_Exercise brief:_ Please output all of the rows below, unchanged and in full.

[Collected data]
________
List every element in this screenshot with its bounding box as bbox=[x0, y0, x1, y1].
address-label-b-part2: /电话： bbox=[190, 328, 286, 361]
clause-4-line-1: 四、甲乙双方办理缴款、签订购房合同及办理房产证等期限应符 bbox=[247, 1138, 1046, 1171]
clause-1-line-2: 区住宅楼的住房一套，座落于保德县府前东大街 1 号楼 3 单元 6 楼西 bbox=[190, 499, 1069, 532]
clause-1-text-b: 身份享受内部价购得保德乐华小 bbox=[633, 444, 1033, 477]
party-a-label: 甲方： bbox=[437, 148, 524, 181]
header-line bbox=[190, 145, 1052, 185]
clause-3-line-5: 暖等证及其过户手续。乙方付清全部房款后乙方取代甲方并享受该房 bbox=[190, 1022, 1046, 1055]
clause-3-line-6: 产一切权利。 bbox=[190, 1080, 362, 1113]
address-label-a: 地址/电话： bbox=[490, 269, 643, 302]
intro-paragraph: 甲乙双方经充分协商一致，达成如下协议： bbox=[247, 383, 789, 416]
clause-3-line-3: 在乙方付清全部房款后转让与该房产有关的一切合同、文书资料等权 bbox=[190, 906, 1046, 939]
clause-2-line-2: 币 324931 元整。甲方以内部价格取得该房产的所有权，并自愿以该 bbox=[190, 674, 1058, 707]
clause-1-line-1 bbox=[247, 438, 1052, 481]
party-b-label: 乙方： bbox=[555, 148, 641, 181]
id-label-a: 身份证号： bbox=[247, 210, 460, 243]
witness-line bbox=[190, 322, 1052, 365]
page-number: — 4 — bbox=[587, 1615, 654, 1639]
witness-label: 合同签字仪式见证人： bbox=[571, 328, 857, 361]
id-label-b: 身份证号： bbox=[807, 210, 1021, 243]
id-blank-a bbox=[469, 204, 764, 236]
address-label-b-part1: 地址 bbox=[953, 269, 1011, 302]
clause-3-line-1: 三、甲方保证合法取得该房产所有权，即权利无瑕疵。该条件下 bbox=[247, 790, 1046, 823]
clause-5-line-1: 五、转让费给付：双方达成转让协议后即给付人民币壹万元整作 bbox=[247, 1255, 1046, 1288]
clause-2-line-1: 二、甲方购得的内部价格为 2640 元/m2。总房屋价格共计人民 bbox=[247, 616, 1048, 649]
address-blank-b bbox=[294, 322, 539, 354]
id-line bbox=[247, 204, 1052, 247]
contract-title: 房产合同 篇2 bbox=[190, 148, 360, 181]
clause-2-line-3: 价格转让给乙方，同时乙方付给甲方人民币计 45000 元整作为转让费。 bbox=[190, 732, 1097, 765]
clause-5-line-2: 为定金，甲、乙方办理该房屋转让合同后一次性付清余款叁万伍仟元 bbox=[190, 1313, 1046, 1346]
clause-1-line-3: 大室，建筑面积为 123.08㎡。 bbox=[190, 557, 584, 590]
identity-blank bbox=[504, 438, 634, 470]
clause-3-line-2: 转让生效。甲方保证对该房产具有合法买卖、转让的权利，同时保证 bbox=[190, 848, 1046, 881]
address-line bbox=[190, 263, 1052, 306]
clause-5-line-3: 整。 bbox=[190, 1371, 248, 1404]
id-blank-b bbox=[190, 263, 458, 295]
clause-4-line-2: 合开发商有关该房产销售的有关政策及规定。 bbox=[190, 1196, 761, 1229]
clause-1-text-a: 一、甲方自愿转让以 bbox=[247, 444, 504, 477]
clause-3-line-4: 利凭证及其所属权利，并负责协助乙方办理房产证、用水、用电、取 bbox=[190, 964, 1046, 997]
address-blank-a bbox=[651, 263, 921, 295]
________
_Expected output:_
List every element in this screenshot with its bounding box as bbox=[x0, y0, x1, y1].
address-label-b-part2: /电话： bbox=[190, 328, 286, 361]
clause-4-line-1: 四、甲乙双方办理缴款、签订购房合同及办理房产证等期限应符 bbox=[247, 1138, 1046, 1171]
clause-1-line-2: 区住宅楼的住房一套，座落于保德县府前东大街 1 号楼 3 单元 6 楼西 bbox=[190, 499, 1069, 532]
clause-1-text-b: 身份享受内部价购得保德乐华小 bbox=[633, 444, 1033, 477]
party-a-label: 甲方： bbox=[437, 148, 524, 181]
header-line bbox=[190, 145, 1052, 185]
clause-3-line-5: 暖等证及其过户手续。乙方付清全部房款后乙方取代甲方并享受该房 bbox=[190, 1022, 1046, 1055]
clause-3-line-6: 产一切权利。 bbox=[190, 1080, 362, 1113]
address-label-a: 地址/电话： bbox=[490, 269, 643, 302]
intro-paragraph: 甲乙双方经充分协商一致，达成如下协议： bbox=[247, 383, 789, 416]
clause-3-line-3: 在乙方付清全部房款后转让与该房产有关的一切合同、文书资料等权 bbox=[190, 906, 1046, 939]
clause-2-line-2: 币 324931 元整。甲方以内部价格取得该房产的所有权，并自愿以该 bbox=[190, 674, 1058, 707]
clause-1-line-1 bbox=[247, 438, 1052, 481]
party-b-label: 乙方： bbox=[555, 148, 641, 181]
id-label-a: 身份证号： bbox=[247, 210, 460, 243]
witness-line bbox=[190, 322, 1052, 365]
page-number: — 4 — bbox=[587, 1615, 654, 1639]
witness-label: 合同签字仪式见证人： bbox=[571, 328, 857, 361]
id-label-b: 身份证号： bbox=[807, 210, 1021, 243]
id-blank-a bbox=[469, 204, 764, 236]
address-label-b-part1: 地址 bbox=[953, 269, 1011, 302]
clause-3-line-1: 三、甲方保证合法取得该房产所有权，即权利无瑕疵。该条件下 bbox=[247, 790, 1046, 823]
clause-5-line-1: 五、转让费给付：双方达成转让协议后即给付人民币壹万元整作 bbox=[247, 1255, 1046, 1288]
clause-2-line-1: 二、甲方购得的内部价格为 2640 元/m2。总房屋价格共计人民 bbox=[247, 616, 1048, 649]
address-blank-b bbox=[294, 322, 539, 354]
id-line bbox=[247, 204, 1052, 247]
contract-title: 房产合同 篇2 bbox=[190, 148, 360, 181]
clause-2-line-3: 价格转让给乙方，同时乙方付给甲方人民币计 45000 元整作为转让费。 bbox=[190, 732, 1097, 765]
clause-5-line-2: 为定金，甲、乙方办理该房屋转让合同后一次性付清余款叁万伍仟元 bbox=[190, 1313, 1046, 1346]
clause-1-line-3: 大室，建筑面积为 123.08㎡。 bbox=[190, 557, 584, 590]
identity-blank bbox=[504, 438, 634, 470]
clause-3-line-2: 转让生效。甲方保证对该房产具有合法买卖、转让的权利，同时保证 bbox=[190, 848, 1046, 881]
address-line bbox=[190, 263, 1052, 306]
clause-5-line-3: 整。 bbox=[190, 1371, 248, 1404]
id-blank-b bbox=[190, 263, 458, 295]
clause-4-line-2: 合开发商有关该房产销售的有关政策及规定。 bbox=[190, 1196, 761, 1229]
clause-1-text-a: 一、甲方自愿转让以 bbox=[247, 444, 504, 477]
clause-3-line-4: 利凭证及其所属权利，并负责协助乙方办理房产证、用水、用电、取 bbox=[190, 964, 1046, 997]
address-blank-a bbox=[651, 263, 921, 295]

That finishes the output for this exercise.